DIRECTIVE: Copy out lines with the word "Vapor" from the material that follows.

[start]

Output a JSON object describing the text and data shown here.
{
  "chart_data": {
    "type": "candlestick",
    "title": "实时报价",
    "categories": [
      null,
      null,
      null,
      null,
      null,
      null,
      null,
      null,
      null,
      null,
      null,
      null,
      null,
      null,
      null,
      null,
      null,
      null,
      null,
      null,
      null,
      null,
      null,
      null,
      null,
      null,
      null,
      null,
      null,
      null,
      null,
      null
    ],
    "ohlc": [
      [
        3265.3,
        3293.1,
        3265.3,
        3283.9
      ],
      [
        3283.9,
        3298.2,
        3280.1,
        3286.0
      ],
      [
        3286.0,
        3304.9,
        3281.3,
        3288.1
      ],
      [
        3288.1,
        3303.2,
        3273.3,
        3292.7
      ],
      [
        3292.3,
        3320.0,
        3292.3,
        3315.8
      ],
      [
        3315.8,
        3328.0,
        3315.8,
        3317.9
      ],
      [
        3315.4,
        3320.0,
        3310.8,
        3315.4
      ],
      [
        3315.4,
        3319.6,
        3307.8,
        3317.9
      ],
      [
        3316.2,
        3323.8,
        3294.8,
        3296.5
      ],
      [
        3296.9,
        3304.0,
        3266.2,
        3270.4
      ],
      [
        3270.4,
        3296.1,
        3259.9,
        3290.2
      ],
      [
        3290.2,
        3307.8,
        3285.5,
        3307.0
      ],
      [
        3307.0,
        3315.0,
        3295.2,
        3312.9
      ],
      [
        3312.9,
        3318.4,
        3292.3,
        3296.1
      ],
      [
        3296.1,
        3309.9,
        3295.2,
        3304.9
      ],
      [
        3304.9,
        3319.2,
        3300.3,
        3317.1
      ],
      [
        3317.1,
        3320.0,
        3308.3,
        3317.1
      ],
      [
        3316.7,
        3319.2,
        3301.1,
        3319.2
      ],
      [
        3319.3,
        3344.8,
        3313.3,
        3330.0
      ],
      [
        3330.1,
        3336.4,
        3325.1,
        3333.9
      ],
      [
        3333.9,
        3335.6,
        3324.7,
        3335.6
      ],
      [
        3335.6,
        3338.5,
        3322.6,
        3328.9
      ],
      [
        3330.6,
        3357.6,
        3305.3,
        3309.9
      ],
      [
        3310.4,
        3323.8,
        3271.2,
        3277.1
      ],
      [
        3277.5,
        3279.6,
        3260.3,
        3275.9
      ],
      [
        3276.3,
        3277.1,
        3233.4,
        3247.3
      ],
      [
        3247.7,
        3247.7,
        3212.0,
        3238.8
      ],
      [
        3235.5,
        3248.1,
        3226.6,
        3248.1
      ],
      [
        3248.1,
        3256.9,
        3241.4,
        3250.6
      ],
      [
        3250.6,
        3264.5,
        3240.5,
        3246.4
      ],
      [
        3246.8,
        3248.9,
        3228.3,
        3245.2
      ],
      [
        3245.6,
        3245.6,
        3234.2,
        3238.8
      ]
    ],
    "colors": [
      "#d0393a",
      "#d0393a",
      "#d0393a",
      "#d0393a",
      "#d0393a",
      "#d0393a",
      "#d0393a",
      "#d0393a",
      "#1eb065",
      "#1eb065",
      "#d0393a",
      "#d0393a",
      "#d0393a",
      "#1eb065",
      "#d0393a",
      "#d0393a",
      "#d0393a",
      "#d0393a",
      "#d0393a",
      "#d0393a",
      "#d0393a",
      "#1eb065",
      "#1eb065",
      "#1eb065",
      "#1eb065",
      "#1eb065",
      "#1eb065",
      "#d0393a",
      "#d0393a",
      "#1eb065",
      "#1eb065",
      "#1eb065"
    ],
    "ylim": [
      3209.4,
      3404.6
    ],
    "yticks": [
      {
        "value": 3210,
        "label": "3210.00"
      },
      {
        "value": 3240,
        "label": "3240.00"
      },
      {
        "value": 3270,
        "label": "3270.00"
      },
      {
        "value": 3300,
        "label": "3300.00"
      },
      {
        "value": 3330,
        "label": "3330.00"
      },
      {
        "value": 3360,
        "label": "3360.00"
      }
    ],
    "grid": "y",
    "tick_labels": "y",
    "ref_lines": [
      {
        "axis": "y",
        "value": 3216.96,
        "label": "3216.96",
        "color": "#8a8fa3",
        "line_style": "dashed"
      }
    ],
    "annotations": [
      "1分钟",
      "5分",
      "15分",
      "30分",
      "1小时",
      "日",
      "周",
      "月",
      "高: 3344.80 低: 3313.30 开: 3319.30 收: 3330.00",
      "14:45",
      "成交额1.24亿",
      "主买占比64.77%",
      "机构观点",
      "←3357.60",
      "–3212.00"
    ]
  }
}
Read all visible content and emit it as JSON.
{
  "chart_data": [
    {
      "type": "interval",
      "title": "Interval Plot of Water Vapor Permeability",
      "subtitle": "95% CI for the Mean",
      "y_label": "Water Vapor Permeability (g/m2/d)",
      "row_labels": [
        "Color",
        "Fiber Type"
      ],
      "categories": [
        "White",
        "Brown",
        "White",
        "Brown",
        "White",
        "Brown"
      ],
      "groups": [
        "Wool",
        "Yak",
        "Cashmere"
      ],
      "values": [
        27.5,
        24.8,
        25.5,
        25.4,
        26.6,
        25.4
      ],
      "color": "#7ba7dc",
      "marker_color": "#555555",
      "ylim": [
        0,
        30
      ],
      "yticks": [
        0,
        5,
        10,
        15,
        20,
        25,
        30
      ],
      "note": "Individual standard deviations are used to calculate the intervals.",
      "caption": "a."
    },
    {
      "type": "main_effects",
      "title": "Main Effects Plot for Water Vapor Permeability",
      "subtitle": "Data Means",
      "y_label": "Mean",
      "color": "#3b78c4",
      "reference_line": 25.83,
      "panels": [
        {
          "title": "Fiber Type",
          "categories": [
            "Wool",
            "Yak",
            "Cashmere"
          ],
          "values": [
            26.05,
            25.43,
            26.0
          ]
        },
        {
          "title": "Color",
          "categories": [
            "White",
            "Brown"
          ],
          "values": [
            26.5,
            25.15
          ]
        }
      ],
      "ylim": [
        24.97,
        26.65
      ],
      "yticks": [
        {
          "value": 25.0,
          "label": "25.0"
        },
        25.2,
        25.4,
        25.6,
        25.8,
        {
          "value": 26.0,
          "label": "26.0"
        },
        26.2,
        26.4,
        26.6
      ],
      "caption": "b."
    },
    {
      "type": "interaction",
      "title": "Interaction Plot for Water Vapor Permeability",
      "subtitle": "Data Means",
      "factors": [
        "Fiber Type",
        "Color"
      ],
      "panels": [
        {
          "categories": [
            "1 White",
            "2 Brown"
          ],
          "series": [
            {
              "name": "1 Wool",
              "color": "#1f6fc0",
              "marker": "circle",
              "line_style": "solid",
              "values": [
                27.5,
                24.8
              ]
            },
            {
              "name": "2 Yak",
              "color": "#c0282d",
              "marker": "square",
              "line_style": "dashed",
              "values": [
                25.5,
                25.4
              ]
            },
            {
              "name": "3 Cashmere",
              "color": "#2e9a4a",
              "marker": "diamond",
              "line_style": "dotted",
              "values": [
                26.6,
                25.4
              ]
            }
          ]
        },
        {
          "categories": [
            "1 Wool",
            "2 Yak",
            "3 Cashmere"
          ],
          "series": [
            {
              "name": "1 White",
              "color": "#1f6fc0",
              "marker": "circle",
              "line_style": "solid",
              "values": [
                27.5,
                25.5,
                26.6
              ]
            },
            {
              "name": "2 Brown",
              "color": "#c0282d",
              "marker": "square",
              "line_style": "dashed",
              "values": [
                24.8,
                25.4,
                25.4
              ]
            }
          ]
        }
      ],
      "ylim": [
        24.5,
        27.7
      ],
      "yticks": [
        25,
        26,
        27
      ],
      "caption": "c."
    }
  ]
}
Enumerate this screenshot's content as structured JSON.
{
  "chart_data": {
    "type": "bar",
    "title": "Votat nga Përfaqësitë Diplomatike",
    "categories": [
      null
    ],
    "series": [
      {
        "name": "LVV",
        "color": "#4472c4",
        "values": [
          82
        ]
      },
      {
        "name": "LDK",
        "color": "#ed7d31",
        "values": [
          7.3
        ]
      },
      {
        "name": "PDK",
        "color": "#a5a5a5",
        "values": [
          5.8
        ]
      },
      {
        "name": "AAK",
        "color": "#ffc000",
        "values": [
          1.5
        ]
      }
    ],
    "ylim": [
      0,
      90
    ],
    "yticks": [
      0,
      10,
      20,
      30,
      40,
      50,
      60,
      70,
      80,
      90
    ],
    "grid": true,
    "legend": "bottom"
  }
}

[end]

WRITTEN ANSWER:
      "title": "Interval Plot of Water Vapor Permeability",
      "y_label": "Water Vapor Permeability (g/m2/d)",
      "title": "Main Effects Plot for Water Vapor Permeability",
      "title": "Interaction Plot for Water Vapor Permeability",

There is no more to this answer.